Required task:
Look through the lines below and extract each one that contains "Offset".

Dataset:
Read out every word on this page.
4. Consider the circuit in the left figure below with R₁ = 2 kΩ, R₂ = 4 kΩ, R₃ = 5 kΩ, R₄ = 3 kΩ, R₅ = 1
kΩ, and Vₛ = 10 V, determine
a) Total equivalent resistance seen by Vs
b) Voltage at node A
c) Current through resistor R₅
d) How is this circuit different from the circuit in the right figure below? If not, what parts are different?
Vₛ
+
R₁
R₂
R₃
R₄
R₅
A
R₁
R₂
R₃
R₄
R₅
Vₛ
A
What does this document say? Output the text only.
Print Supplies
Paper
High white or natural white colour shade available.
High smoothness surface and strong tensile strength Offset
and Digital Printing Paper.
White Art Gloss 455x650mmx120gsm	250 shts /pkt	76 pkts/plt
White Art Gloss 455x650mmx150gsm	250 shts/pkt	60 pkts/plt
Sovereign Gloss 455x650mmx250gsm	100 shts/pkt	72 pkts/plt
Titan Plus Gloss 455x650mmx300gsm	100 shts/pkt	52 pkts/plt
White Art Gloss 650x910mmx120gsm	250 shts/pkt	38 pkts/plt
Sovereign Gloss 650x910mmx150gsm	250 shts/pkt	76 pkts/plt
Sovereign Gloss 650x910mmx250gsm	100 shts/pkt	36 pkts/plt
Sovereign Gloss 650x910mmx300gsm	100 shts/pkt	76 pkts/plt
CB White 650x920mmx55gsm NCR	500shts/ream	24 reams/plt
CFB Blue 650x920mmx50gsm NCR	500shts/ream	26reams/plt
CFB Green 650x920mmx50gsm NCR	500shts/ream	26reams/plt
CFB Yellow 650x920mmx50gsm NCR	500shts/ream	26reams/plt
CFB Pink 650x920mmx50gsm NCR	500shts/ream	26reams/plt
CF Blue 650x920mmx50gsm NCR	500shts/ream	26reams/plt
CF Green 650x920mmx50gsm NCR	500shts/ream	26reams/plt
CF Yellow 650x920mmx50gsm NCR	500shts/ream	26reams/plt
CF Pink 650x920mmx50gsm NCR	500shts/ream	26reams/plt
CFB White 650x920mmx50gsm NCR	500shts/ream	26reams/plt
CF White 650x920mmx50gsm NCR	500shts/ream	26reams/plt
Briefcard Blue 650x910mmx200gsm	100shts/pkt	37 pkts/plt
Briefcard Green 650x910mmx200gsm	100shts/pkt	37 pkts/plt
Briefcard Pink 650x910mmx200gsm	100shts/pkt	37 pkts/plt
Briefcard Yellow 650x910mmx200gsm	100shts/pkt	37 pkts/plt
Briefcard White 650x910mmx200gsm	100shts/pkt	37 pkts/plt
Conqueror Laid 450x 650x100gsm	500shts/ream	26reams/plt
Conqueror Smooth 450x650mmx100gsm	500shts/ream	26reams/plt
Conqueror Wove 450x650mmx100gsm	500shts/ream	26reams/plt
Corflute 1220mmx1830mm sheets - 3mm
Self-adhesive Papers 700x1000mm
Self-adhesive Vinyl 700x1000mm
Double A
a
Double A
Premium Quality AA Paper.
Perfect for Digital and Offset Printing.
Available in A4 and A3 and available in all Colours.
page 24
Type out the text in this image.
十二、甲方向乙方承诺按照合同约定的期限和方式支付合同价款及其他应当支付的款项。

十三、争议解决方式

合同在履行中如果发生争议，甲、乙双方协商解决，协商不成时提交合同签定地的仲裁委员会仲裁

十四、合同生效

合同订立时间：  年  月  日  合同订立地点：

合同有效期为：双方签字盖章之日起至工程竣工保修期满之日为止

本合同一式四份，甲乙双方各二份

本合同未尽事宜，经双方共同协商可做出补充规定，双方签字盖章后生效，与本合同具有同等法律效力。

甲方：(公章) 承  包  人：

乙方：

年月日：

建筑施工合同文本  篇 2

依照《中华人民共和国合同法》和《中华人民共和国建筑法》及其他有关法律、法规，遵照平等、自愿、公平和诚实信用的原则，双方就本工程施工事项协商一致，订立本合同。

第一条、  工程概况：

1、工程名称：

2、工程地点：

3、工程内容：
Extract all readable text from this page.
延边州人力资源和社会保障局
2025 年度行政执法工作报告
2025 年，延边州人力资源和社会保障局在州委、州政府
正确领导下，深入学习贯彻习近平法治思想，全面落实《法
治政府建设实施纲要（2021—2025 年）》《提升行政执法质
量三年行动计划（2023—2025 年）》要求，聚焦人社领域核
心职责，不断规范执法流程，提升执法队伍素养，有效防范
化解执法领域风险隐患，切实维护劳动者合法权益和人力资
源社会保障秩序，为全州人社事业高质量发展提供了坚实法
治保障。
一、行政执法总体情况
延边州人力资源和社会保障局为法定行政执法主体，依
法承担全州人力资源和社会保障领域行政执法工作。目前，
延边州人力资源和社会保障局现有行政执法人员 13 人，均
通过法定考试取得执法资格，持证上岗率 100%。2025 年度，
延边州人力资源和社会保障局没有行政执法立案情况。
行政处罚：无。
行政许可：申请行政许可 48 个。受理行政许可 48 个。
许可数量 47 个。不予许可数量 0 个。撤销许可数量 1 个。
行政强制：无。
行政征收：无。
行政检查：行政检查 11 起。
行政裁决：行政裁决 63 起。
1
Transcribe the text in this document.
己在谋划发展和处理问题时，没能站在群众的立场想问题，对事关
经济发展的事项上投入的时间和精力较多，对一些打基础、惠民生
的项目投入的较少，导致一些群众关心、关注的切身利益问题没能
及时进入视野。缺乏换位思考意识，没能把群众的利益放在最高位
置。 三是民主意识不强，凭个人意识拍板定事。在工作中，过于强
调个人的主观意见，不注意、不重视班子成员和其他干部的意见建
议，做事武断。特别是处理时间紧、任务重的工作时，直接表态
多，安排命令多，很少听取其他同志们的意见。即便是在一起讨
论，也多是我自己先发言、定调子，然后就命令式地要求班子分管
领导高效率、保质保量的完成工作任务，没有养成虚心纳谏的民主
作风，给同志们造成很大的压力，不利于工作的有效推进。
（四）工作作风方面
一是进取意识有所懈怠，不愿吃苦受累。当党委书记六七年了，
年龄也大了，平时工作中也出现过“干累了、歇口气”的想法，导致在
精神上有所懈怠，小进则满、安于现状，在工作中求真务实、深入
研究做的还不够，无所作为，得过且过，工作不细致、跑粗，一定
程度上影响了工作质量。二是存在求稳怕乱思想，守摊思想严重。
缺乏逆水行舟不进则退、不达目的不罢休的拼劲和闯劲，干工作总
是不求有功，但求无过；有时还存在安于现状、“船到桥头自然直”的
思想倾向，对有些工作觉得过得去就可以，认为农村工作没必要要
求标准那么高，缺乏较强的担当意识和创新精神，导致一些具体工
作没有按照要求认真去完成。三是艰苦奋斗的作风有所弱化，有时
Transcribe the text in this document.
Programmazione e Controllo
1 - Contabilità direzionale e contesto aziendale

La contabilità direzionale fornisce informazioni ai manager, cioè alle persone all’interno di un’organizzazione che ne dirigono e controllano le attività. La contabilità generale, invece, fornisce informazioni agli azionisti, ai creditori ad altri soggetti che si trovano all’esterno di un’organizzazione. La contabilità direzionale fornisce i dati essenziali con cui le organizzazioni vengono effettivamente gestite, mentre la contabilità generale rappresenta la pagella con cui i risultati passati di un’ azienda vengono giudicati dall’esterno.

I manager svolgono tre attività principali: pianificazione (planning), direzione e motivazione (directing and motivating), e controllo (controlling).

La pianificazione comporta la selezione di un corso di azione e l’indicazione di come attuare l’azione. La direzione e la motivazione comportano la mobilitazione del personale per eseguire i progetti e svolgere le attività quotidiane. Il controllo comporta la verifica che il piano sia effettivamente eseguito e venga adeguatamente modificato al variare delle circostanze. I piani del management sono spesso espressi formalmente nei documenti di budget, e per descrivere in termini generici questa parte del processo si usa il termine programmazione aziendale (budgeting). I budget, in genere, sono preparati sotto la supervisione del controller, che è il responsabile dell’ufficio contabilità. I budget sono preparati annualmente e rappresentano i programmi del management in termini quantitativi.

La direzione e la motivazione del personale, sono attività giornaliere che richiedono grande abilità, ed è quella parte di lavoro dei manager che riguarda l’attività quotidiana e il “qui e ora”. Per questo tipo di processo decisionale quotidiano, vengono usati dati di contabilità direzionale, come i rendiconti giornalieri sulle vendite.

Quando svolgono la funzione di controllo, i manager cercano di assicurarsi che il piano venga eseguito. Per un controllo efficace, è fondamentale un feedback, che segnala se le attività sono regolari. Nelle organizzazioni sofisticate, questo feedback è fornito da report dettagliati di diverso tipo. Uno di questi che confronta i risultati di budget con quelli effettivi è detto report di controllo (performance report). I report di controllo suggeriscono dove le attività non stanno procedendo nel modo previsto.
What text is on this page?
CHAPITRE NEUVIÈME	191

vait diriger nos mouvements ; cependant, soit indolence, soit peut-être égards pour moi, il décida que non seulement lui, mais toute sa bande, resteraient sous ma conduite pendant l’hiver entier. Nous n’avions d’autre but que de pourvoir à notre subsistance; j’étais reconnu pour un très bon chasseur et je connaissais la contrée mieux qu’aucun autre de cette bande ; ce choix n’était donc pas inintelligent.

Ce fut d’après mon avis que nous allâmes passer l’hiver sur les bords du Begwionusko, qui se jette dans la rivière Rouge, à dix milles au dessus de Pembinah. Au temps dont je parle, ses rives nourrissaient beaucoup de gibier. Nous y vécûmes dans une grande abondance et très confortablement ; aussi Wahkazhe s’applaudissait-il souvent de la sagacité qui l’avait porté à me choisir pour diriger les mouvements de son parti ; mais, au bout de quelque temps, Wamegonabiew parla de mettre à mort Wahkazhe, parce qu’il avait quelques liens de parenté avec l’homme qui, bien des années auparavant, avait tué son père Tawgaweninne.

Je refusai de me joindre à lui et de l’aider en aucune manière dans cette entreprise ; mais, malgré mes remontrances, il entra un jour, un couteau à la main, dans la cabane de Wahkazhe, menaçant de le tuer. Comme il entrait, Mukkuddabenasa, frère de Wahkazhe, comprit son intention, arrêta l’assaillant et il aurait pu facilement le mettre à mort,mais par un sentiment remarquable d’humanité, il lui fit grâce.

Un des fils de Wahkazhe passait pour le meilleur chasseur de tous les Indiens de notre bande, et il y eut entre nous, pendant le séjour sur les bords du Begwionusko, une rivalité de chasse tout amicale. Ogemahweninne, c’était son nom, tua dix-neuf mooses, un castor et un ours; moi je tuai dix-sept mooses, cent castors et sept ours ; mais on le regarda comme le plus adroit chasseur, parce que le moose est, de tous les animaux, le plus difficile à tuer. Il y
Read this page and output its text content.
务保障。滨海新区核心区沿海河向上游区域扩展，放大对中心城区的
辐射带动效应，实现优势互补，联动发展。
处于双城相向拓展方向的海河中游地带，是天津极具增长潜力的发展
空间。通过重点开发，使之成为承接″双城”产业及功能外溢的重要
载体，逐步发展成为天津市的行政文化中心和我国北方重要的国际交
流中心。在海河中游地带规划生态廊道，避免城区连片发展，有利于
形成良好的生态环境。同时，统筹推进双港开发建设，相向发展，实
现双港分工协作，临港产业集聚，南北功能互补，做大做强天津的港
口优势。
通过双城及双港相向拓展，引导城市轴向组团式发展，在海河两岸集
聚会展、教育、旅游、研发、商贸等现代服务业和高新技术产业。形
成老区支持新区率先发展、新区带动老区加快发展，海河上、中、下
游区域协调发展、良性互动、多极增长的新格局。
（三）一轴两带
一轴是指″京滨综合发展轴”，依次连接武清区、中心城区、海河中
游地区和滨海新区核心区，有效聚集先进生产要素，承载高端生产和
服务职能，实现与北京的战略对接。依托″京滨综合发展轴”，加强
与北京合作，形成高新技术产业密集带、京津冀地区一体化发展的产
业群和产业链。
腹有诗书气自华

Task answer:
High smoothness surface and strong tensile strength Offset
Perfect for Digital and Offset Printing.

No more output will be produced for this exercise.